Pictures stay out of your copy, but everything else in the records below must be repeated exactly.

====== GIVEN INFORMATION ======

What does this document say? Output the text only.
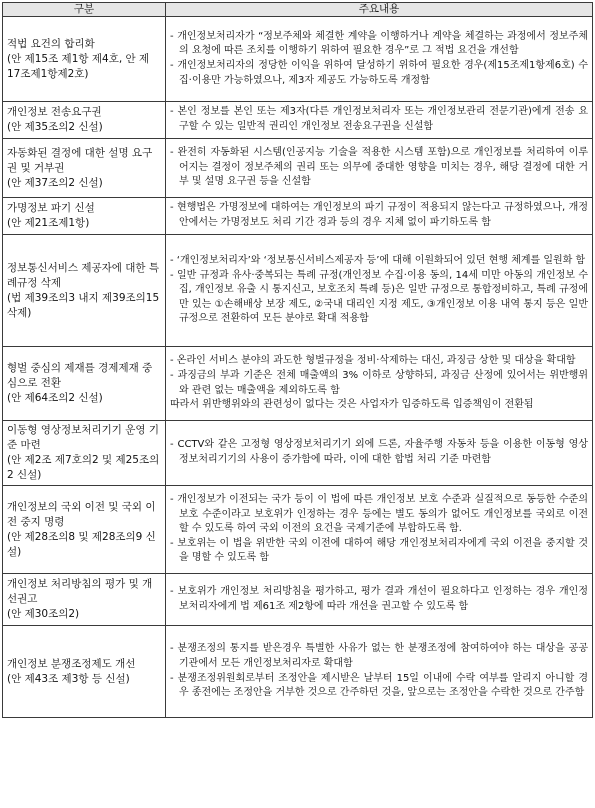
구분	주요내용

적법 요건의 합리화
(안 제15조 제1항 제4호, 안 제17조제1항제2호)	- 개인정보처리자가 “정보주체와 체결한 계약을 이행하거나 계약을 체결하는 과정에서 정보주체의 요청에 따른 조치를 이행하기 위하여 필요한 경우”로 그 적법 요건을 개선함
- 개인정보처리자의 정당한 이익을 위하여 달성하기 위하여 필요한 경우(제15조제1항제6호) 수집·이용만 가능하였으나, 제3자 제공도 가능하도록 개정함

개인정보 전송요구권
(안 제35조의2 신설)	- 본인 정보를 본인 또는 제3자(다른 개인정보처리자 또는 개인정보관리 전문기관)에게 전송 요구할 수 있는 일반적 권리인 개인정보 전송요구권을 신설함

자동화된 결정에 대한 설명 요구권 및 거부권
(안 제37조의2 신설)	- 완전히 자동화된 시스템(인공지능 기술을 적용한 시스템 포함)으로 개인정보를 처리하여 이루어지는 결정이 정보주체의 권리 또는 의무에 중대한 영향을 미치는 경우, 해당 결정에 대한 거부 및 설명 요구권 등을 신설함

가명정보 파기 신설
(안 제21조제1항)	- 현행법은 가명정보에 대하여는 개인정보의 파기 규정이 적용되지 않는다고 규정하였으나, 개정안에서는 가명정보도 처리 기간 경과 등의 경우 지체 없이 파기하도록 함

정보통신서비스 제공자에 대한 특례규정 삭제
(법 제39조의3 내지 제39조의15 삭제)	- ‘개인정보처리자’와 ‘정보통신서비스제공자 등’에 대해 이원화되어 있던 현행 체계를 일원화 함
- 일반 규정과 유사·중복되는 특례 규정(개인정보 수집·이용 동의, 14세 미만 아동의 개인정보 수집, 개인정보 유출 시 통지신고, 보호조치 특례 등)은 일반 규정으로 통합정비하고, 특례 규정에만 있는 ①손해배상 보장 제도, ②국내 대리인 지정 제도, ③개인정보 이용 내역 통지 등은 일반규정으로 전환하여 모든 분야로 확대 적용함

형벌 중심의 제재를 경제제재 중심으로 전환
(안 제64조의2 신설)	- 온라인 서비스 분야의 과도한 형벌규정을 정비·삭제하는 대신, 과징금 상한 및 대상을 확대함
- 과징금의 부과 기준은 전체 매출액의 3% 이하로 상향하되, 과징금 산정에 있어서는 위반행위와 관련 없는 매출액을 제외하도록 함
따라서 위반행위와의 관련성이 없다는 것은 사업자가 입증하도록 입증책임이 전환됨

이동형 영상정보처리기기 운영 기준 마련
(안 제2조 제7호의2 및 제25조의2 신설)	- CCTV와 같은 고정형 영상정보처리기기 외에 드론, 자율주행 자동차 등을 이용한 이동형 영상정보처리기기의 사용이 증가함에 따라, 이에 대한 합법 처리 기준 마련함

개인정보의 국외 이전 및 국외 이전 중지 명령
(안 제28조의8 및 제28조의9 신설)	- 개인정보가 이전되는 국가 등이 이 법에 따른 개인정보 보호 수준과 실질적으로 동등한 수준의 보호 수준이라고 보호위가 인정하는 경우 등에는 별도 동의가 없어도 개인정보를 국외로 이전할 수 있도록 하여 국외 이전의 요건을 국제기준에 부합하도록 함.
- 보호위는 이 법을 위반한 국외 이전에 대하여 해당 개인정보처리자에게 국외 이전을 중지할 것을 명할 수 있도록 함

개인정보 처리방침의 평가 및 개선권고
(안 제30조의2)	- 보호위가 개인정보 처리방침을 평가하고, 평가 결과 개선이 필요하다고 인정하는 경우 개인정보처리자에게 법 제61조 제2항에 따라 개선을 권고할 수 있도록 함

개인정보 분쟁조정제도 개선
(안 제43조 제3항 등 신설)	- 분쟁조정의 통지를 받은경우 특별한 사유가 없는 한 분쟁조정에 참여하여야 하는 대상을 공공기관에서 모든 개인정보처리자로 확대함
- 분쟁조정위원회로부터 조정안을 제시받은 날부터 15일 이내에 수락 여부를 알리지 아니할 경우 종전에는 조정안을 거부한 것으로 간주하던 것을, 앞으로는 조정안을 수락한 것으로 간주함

======

**RESULT FOR THIS EXERCISE**
What does this document say? Output the text only.
구분	주요내용

적법 요건의 합리화
(안 제15조 제1항 제4호, 안 제17조제1항제2호)	- 개인정보처리자가 “정보주체와 체결한 계약을 이행하거나 계약을 체결하는 과정에서 정보주체의 요청에 따른 조치를 이행하기 위하여 필요한 경우”로 그 적법 요건을 개선함
- 개인정보처리자의 정당한 이익을 위하여 달성하기 위하여 필요한 경우(제15조제1항제6호) 수집·이용만 가능하였으나, 제3자 제공도 가능하도록 개정함

개인정보 전송요구권
(안 제35조의2 신설)	- 본인 정보를 본인 또는 제3자(다른 개인정보처리자 또는 개인정보관리 전문기관)에게 전송 요구할 수 있는 일반적 권리인 개인정보 전송요구권을 신설함

자동화된 결정에 대한 설명 요구권 및 거부권
(안 제37조의2 신설)	- 완전히 자동화된 시스템(인공지능 기술을 적용한 시스템 포함)으로 개인정보를 처리하여 이루어지는 결정이 정보주체의 권리 또는 의무에 중대한 영향을 미치는 경우, 해당 결정에 대한 거부 및 설명 요구권 등을 신설함

가명정보 파기 신설
(안 제21조제1항)	- 현행법은 가명정보에 대하여는 개인정보의 파기 규정이 적용되지 않는다고 규정하였으나, 개정안에서는 가명정보도 처리 기간 경과 등의 경우 지체 없이 파기하도록 함

정보통신서비스 제공자에 대한 특례규정 삭제
(법 제39조의3 내지 제39조의15 삭제)	- ‘개인정보처리자’와 ‘정보통신서비스제공자 등’에 대해 이원화되어 있던 현행 체계를 일원화 함
- 일반 규정과 유사·중복되는 특례 규정(개인정보 수집·이용 동의, 14세 미만 아동의 개인정보 수집, 개인정보 유출 시 통지신고, 보호조치 특례 등)은 일반 규정으로 통합정비하고, 특례 규정에만 있는 ①손해배상 보장 제도, ②국내 대리인 지정 제도, ③개인정보 이용 내역 통지 등은 일반규정으로 전환하여 모든 분야로 확대 적용함

형벌 중심의 제재를 경제제재 중심으로 전환
(안 제64조의2 신설)	- 온라인 서비스 분야의 과도한 형벌규정을 정비·삭제하는 대신, 과징금 상한 및 대상을 확대함
- 과징금의 부과 기준은 전체 매출액의 3% 이하로 상향하되, 과징금 산정에 있어서는 위반행위와 관련 없는 매출액을 제외하도록 함
따라서 위반행위와의 관련성이 없다는 것은 사업자가 입증하도록 입증책임이 전환됨

이동형 영상정보처리기기 운영 기준 마련
(안 제2조 제7호의2 및 제25조의2 신설)	- CCTV와 같은 고정형 영상정보처리기기 외에 드론, 자율주행 자동차 등을 이용한 이동형 영상정보처리기기의 사용이 증가함에 따라, 이에 대한 합법 처리 기준 마련함

개인정보의 국외 이전 및 국외 이전 중지 명령
(안 제28조의8 및 제28조의9 신설)	- 개인정보가 이전되는 국가 등이 이 법에 따른 개인정보 보호 수준과 실질적으로 동등한 수준의 보호 수준이라고 보호위가 인정하는 경우 등에는 별도 동의가 없어도 개인정보를 국외로 이전할 수 있도록 하여 국외 이전의 요건을 국제기준에 부합하도록 함.
- 보호위는 이 법을 위반한 국외 이전에 대하여 해당 개인정보처리자에게 국외 이전을 중지할 것을 명할 수 있도록 함

개인정보 처리방침의 평가 및 개선권고
(안 제30조의2)	- 보호위가 개인정보 처리방침을 평가하고, 평가 결과 개선이 필요하다고 인정하는 경우 개인정보처리자에게 법 제61조 제2항에 따라 개선을 권고할 수 있도록 함

개인정보 분쟁조정제도 개선
(안 제43조 제3항 등 신설)	- 분쟁조정의 통지를 받은경우 특별한 사유가 없는 한 분쟁조정에 참여하여야 하는 대상을 공공기관에서 모든 개인정보처리자로 확대함
- 분쟁조정위원회로부터 조정안을 제시받은 날부터 15일 이내에 수락 여부를 알리지 아니할 경우 종전에는 조정안을 거부한 것으로 간주하던 것을, 앞으로는 조정안을 수락한 것으로 간주함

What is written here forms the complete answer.